**Request:**
Write out all of the data without omission, exactly as shown.

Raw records
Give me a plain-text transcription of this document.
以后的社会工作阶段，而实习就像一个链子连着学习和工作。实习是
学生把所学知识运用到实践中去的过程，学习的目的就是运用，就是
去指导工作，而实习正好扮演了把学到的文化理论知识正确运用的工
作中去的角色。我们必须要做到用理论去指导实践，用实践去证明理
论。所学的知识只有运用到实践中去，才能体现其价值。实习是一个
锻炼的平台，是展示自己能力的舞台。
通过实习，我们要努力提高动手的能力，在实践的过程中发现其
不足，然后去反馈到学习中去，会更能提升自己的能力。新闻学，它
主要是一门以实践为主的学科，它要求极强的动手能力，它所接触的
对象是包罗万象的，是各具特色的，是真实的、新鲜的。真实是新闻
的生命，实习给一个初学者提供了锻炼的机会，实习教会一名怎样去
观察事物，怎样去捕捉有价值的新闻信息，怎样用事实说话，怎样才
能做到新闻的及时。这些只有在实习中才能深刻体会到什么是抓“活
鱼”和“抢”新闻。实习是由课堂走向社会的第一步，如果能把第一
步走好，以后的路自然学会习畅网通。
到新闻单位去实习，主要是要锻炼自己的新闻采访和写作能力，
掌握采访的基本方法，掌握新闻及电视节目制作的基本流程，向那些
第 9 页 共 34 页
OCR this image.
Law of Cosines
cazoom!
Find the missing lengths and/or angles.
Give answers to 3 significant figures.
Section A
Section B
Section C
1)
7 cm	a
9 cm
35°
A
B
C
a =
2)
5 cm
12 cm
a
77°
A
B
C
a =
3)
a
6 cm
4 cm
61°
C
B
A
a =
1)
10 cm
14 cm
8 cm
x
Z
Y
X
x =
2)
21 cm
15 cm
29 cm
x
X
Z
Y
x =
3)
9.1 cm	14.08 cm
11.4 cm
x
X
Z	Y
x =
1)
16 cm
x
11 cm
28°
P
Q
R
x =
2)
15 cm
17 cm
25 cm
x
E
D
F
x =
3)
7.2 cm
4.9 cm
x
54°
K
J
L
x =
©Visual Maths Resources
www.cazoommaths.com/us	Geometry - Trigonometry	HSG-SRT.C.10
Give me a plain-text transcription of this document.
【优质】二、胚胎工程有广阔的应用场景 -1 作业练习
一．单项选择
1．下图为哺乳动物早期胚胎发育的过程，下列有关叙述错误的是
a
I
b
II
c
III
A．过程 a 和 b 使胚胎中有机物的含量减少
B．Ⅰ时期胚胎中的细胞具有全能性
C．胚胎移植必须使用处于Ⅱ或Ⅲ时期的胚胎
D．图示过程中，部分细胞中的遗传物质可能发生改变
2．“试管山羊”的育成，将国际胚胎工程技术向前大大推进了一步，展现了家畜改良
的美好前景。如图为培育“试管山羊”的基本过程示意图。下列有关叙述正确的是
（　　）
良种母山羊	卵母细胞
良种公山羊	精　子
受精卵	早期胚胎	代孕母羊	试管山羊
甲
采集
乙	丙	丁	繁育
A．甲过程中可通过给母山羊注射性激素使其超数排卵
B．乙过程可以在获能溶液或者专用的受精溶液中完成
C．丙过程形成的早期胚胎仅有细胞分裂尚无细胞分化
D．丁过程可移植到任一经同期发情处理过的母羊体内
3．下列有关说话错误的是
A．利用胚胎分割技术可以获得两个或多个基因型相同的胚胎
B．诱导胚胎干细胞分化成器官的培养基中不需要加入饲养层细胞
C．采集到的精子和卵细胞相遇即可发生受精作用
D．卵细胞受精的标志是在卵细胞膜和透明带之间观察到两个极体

**Result of this task:**
Give me a plain-text transcription of this document.
以后的社会工作阶段，而实习就像一个链子连着学习和工作。实习是
学生把所学知识运用到实践中去的过程，学习的目的就是运用，就是
去指导工作，而实习正好扮演了把学到的文化理论知识正确运用的工
作中去的角色。我们必须要做到用理论去指导实践，用实践去证明理
论。所学的知识只有运用到实践中去，才能体现其价值。实习是一个
锻炼的平台，是展示自己能力的舞台。
通过实习，我们要努力提高动手的能力，在实践的过程中发现其
不足，然后去反馈到学习中去，会更能提升自己的能力。新闻学，它
主要是一门以实践为主的学科，它要求极强的动手能力，它所接触的
对象是包罗万象的，是各具特色的，是真实的、新鲜的。真实是新闻
的生命，实习给一个初学者提供了锻炼的机会，实习教会一名怎样去
观察事物，怎样去捕捉有价值的新闻信息，怎样用事实说话，怎样才
能做到新闻的及时。这些只有在实习中才能深刻体会到什么是抓“活
鱼”和“抢”新闻。实习是由课堂走向社会的第一步，如果能把第一
步走好，以后的路自然学会习畅网通。
到新闻单位去实习，主要是要锻炼自己的新闻采访和写作能力，
掌握采访的基本方法，掌握新闻及电视节目制作的基本流程，向那些
第 9 页 共 34 页
OCR this image.
Law of Cosines
cazoom!
Find the missing lengths and/or angles.
Give answers to 3 significant figures.
Section A
Section B
Section C
1)
7 cm	a
9 cm
35°
A
B
C
a =
2)
5 cm
12 cm
a
77°
A
B
C
a =
3)
a
6 cm
4 cm
61°
C
B
A
a =
1)
10 cm
14 cm
8 cm
x
Z
Y
X
x =
2)
21 cm
15 cm
29 cm
x
X
Z
Y
x =
3)
9.1 cm	14.08 cm
11.4 cm
x
X
Z	Y
x =
1)
16 cm
x
11 cm
28°
P
Q
R
x =
2)
15 cm
17 cm
25 cm
x
E
D
F
x =
3)
7.2 cm
4.9 cm
x
54°
K
J
L
x =
©Visual Maths Resources
www.cazoommaths.com/us	Geometry - Trigonometry	HSG-SRT.C.10
Give me a plain-text transcription of this document.
【优质】二、胚胎工程有广阔的应用场景 -1 作业练习
一．单项选择
1．下图为哺乳动物早期胚胎发育的过程，下列有关叙述错误的是
a
I
b
II
c
III
A．过程 a 和 b 使胚胎中有机物的含量减少
B．Ⅰ时期胚胎中的细胞具有全能性
C．胚胎移植必须使用处于Ⅱ或Ⅲ时期的胚胎
D．图示过程中，部分细胞中的遗传物质可能发生改变
2．“试管山羊”的育成，将国际胚胎工程技术向前大大推进了一步，展现了家畜改良
的美好前景。如图为培育“试管山羊”的基本过程示意图。下列有关叙述正确的是
（　　）
良种母山羊	卵母细胞
良种公山羊	精　子
受精卵	早期胚胎	代孕母羊	试管山羊
甲
采集
乙	丙	丁	繁育
A．甲过程中可通过给母山羊注射性激素使其超数排卵
B．乙过程可以在获能溶液或者专用的受精溶液中完成
C．丙过程形成的早期胚胎仅有细胞分裂尚无细胞分化
D．丁过程可移植到任一经同期发情处理过的母羊体内
3．下列有关说话错误的是
A．利用胚胎分割技术可以获得两个或多个基因型相同的胚胎
B．诱导胚胎干细胞分化成器官的培养基中不需要加入饲养层细胞
C．采集到的精子和卵细胞相遇即可发生受精作用
D．卵细胞受精的标志是在卵细胞膜和透明带之间观察到两个极体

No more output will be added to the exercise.